■ Work to complete:
Word for word, quote all of the material, omitting the pictures.

■ Entries from a visual dataset:
══════

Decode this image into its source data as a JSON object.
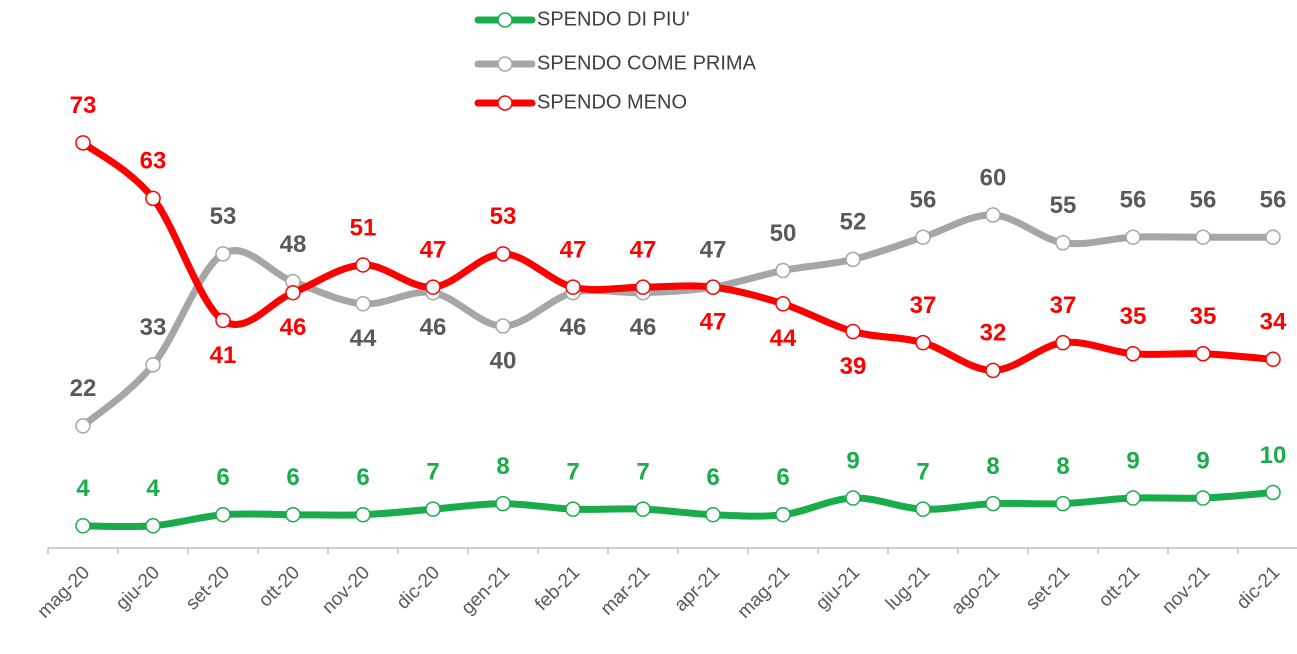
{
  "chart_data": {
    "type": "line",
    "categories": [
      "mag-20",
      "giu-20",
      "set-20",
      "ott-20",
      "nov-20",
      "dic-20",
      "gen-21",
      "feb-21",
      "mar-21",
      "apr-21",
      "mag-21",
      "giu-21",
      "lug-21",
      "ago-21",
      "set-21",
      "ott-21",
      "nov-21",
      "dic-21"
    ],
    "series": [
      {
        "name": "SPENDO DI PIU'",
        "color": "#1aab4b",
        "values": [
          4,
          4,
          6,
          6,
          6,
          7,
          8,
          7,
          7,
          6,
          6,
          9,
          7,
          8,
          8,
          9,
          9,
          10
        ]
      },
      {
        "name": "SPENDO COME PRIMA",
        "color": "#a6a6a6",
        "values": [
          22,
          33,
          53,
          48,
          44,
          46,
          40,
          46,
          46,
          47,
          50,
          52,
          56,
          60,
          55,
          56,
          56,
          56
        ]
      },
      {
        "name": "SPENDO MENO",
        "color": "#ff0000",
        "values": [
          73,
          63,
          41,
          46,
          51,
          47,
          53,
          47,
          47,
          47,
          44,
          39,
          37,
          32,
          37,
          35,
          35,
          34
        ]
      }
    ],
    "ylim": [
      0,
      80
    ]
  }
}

══════

■ Task answer:
Decode this image into its source data as a JSON object.
{
  "chart_data": {
    "type": "line",
    "categories": [
      "mag-20",
      "giu-20",
      "set-20",
      "ott-20",
      "nov-20",
      "dic-20",
      "gen-21",
      "feb-21",
      "mar-21",
      "apr-21",
      "mag-21",
      "giu-21",
      "lug-21",
      "ago-21",
      "set-21",
      "ott-21",
      "nov-21",
      "dic-21"
    ],
    "series": [
      {
        "name": "SPENDO DI PIU'",
        "color": "#1aab4b",
        "values": [
          4,
          4,
          6,
          6,
          6,
          7,
          8,
          7,
          7,
          6,
          6,
          9,
          7,
          8,
          8,
          9,
          9,
          10
        ]
      },
      {
        "name": "SPENDO COME PRIMA",
        "color": "#a6a6a6",
        "values": [
          22,
          33,
          53,
          48,
          44,
          46,
          40,
          46,
          46,
          47,
          50,
          52,
          56,
          60,
          55,
          56,
          56,
          56
        ]
      },
      {
        "name": "SPENDO MENO",
        "color": "#ff0000",
        "values": [
          73,
          63,
          41,
          46,
          51,
          47,
          53,
          47,
          47,
          47,
          44,
          39,
          37,
          32,
          37,
          35,
          35,
          34
        ]
      }
    ],
    "ylim": [
      0,
      80
    ]
  }
}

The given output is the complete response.